(Source records)

=======

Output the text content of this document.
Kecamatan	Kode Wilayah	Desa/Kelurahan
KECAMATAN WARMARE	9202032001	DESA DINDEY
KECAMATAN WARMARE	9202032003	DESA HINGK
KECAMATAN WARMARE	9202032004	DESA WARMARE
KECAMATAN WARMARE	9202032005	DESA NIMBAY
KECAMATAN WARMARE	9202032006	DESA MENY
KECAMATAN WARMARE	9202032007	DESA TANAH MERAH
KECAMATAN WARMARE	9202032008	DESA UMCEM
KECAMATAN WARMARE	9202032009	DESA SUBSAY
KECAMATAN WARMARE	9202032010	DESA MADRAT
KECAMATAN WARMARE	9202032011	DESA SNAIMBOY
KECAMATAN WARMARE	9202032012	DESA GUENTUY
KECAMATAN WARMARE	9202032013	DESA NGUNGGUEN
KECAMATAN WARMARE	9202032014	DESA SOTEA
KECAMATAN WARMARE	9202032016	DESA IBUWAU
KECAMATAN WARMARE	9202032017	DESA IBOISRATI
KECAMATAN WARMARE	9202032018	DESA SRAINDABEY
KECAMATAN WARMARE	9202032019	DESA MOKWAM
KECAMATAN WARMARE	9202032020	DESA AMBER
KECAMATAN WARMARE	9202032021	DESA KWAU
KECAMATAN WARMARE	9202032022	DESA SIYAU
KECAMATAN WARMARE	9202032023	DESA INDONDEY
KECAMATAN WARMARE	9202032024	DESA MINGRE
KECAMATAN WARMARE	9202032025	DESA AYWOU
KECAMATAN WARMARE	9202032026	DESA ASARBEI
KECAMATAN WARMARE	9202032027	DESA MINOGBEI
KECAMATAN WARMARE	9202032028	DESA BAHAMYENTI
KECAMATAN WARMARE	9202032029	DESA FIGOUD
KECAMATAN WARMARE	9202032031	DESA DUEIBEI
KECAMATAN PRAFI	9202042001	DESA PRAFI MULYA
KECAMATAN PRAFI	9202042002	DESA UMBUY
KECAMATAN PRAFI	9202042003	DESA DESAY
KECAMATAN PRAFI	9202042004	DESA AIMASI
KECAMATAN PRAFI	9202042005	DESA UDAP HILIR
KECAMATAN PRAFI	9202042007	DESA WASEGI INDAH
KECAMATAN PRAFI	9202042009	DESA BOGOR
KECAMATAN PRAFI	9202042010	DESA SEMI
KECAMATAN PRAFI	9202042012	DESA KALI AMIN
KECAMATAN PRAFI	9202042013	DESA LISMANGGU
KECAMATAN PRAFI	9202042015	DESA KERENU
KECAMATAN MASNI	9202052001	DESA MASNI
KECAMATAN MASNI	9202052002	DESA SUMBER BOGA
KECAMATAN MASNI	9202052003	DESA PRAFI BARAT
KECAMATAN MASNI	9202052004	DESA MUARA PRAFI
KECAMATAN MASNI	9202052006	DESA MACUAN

=======

> _SET TASK_
From the data, list each line in which the string "MASNI" appears.

> _COMPLETED EXERCISE_
KECAMATAN MASNI	9202052001	DESA MASNI
KECAMATAN MASNI	9202052002	DESA SUMBER BOGA
KECAMATAN MASNI	9202052003	DESA PRAFI BARAT
KECAMATAN MASNI	9202052004	DESA MUARA PRAFI
KECAMATAN MASNI	9202052006	DESA MACUAN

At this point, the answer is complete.